What to do -> Without including any pictures, write out the listing below exactly.

──────

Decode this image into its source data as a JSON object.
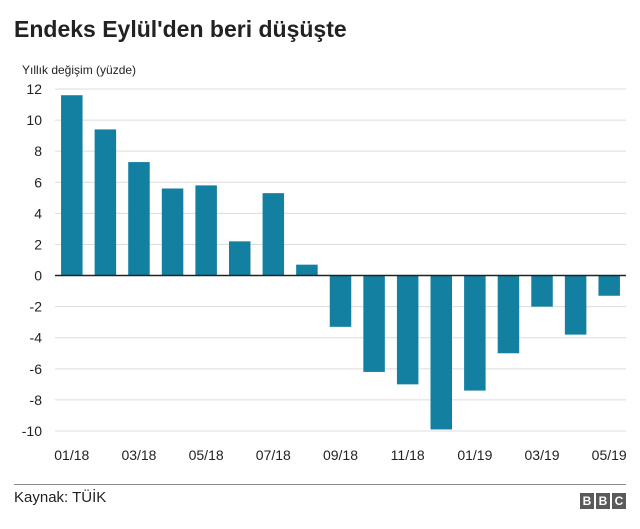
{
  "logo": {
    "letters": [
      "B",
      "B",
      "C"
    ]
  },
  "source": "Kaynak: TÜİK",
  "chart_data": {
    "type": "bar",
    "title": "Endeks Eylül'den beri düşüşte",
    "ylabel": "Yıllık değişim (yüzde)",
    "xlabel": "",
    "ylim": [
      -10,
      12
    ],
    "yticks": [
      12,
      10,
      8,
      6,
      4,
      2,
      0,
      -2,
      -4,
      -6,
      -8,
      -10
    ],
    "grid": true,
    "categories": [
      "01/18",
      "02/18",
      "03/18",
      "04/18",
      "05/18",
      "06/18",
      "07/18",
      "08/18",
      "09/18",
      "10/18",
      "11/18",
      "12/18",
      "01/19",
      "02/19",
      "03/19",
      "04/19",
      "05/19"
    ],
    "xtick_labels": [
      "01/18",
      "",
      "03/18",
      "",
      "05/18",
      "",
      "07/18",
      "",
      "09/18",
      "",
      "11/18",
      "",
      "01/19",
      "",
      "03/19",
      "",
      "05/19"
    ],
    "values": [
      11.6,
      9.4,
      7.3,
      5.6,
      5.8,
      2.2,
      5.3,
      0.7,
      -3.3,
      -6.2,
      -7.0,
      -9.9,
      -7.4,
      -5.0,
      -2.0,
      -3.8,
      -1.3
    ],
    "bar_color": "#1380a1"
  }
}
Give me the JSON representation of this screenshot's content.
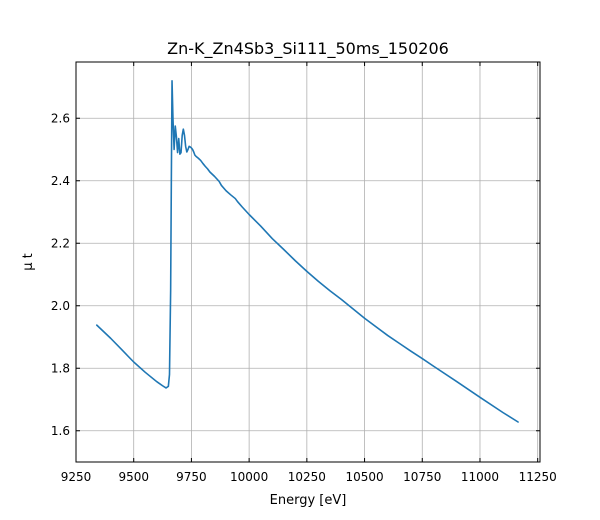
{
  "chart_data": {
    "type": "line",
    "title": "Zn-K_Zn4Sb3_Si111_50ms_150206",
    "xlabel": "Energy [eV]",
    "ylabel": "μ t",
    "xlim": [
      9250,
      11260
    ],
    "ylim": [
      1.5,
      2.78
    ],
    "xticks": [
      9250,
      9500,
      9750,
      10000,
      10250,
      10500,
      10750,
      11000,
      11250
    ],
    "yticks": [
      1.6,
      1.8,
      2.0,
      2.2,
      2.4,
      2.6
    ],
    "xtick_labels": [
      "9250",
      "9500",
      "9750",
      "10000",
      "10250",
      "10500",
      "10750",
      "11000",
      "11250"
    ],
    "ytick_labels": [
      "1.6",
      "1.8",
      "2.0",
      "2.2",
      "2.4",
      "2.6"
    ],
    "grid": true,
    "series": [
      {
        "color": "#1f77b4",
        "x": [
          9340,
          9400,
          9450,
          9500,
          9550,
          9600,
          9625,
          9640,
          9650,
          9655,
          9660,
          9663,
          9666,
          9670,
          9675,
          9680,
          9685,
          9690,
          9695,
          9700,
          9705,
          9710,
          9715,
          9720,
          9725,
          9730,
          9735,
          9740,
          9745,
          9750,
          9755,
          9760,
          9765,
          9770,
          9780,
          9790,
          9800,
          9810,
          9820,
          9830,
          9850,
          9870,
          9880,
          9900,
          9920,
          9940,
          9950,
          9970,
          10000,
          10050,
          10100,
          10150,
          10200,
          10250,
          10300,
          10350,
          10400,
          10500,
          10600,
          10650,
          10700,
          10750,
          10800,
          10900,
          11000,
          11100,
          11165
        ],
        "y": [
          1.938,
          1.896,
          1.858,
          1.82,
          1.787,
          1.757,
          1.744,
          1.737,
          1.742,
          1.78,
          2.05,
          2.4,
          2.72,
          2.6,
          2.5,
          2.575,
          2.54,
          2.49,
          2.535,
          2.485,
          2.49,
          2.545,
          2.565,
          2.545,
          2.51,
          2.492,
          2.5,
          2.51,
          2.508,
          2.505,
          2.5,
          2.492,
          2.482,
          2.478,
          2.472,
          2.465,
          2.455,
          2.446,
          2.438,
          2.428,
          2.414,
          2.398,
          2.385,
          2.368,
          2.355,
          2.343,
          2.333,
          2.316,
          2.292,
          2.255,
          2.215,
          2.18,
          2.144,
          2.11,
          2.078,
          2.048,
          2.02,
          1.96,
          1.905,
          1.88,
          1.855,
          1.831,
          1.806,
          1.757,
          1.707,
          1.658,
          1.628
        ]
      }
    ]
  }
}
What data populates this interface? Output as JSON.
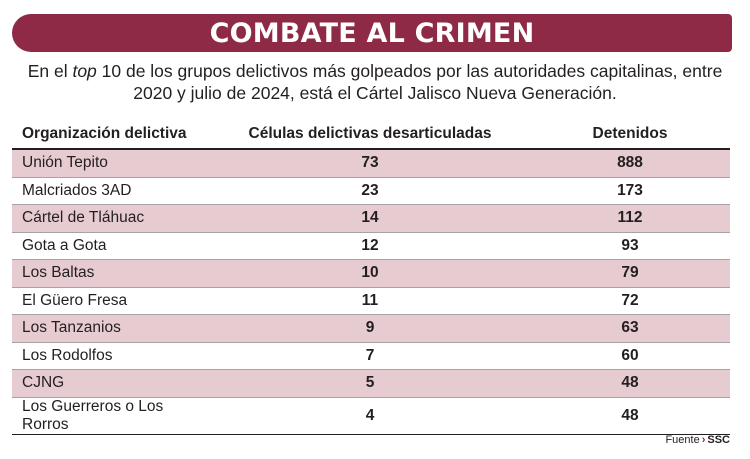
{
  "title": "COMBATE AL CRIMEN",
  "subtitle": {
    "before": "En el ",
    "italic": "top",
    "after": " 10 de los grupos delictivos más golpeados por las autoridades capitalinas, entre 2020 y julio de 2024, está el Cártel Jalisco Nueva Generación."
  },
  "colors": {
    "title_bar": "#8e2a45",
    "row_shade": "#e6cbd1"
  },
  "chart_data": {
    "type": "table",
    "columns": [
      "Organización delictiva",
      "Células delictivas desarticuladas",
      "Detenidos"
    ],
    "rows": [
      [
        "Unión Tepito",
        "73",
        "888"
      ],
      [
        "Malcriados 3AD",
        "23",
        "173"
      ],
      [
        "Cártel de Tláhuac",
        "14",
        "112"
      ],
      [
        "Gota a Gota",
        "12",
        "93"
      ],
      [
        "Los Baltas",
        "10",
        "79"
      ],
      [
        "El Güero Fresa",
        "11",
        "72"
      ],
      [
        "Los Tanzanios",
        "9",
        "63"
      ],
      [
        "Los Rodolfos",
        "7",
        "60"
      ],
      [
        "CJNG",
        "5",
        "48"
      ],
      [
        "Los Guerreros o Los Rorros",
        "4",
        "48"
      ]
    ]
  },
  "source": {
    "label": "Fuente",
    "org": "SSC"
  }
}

──────

Finished answer ->
Decode this image into its source data as a JSON object.
{
  "logo": {
    "letters": [
      "B",
      "B",
      "C"
    ]
  },
  "source": "Kaynak: TÜİK",
  "chart_data": {
    "type": "bar",
    "title": "Endeks Eylül'den beri düşüşte",
    "ylabel": "Yıllık değişim (yüzde)",
    "xlabel": "",
    "ylim": [
      -10,
      12
    ],
    "yticks": [
      12,
      10,
      8,
      6,
      4,
      2,
      0,
      -2,
      -4,
      -6,
      -8,
      -10
    ],
    "grid": true,
    "categories": [
      "01/18",
      "02/18",
      "03/18",
      "04/18",
      "05/18",
      "06/18",
      "07/18",
      "08/18",
      "09/18",
      "10/18",
      "11/18",
      "12/18",
      "01/19",
      "02/19",
      "03/19",
      "04/19",
      "05/19"
    ],
    "xtick_labels": [
      "01/18",
      "",
      "03/18",
      "",
      "05/18",
      "",
      "07/18",
      "",
      "09/18",
      "",
      "11/18",
      "",
      "01/19",
      "",
      "03/19",
      "",
      "05/19"
    ],
    "values": [
      11.6,
      9.4,
      7.3,
      5.6,
      5.8,
      2.2,
      5.3,
      0.7,
      -3.3,
      -6.2,
      -7.0,
      -9.9,
      -7.4,
      -5.0,
      -2.0,
      -3.8,
      -1.3
    ],
    "bar_color": "#1380a1"
  }
}
Give me the JSON representation of this screenshot's content.
{
  "chart_data": {
    "type": "line",
    "title": "Zn-K_Zn4Sb3_Si111_50ms_150206",
    "xlabel": "Energy [eV]",
    "ylabel": "μ t",
    "xlim": [
      9250,
      11260
    ],
    "ylim": [
      1.5,
      2.78
    ],
    "xticks": [
      9250,
      9500,
      9750,
      10000,
      10250,
      10500,
      10750,
      11000,
      11250
    ],
    "yticks": [
      1.6,
      1.8,
      2.0,
      2.2,
      2.4,
      2.6
    ],
    "xtick_labels": [
      "9250",
      "9500",
      "9750",
      "10000",
      "10250",
      "10500",
      "10750",
      "11000",
      "11250"
    ],
    "ytick_labels": [
      "1.6",
      "1.8",
      "2.0",
      "2.2",
      "2.4",
      "2.6"
    ],
    "grid": true,
    "series": [
      {
        "color": "#1f77b4",
        "x": [
          9340,
          9400,
          9450,
          9500,
          9550,
          9600,
          9625,
          9640,
          9650,
          9655,
          9660,
          9663,
          9666,
          9670,
          9675,
          9680,
          9685,
          9690,
          9695,
          9700,
          9705,
          9710,
          9715,
          9720,
          9725,
          9730,
          9735,
          9740,
          9745,
          9750,
          9755,
          9760,
          9765,
          9770,
          9780,
          9790,
          9800,
          9810,
          9820,
          9830,
          9850,
          9870,
          9880,
          9900,
          9920,
          9940,
          9950,
          9970,
          10000,
          10050,
          10100,
          10150,
          10200,
          10250,
          10300,
          10350,
          10400,
          10500,
          10600,
          10650,
          10700,
          10750,
          10800,
          10900,
          11000,
          11100,
          11165
        ],
        "y": [
          1.938,
          1.896,
          1.858,
          1.82,
          1.787,
          1.757,
          1.744,
          1.737,
          1.742,
          1.78,
          2.05,
          2.4,
          2.72,
          2.6,
          2.5,
          2.575,
          2.54,
          2.49,
          2.535,
          2.485,
          2.49,
          2.545,
          2.565,
          2.545,
          2.51,
          2.492,
          2.5,
          2.51,
          2.508,
          2.505,
          2.5,
          2.492,
          2.482,
          2.478,
          2.472,
          2.465,
          2.455,
          2.446,
          2.438,
          2.428,
          2.414,
          2.398,
          2.385,
          2.368,
          2.355,
          2.343,
          2.333,
          2.316,
          2.292,
          2.255,
          2.215,
          2.18,
          2.144,
          2.11,
          2.078,
          2.048,
          2.02,
          1.96,
          1.905,
          1.88,
          1.855,
          1.831,
          1.806,
          1.757,
          1.707,
          1.658,
          1.628
        ]
      }
    ]
  }
}
What data populates this interface? Output as JSON.
{
  "title": "COMBATE AL CRIMEN",
  "subtitle": {
    "before": "En el ",
    "italic": "top",
    "after": " 10 de los grupos delictivos más golpeados por las autoridades capitalinas, entre 2020 y julio de 2024, está el Cártel Jalisco Nueva Generación."
  },
  "colors": {
    "title_bar": "#8e2a45",
    "row_shade": "#e6cbd1"
  },
  "chart_data": {
    "type": "table",
    "columns": [
      "Organización delictiva",
      "Células delictivas desarticuladas",
      "Detenidos"
    ],
    "rows": [
      [
        "Unión Tepito",
        "73",
        "888"
      ],
      [
        "Malcriados 3AD",
        "23",
        "173"
      ],
      [
        "Cártel de Tláhuac",
        "14",
        "112"
      ],
      [
        "Gota a Gota",
        "12",
        "93"
      ],
      [
        "Los Baltas",
        "10",
        "79"
      ],
      [
        "El Güero Fresa",
        "11",
        "72"
      ],
      [
        "Los Tanzanios",
        "9",
        "63"
      ],
      [
        "Los Rodolfos",
        "7",
        "60"
      ],
      [
        "CJNG",
        "5",
        "48"
      ],
      [
        "Los Guerreros o Los Rorros",
        "4",
        "48"
      ]
    ]
  },
  "source": {
    "label": "Fuente",
    "org": "SSC"
  }
}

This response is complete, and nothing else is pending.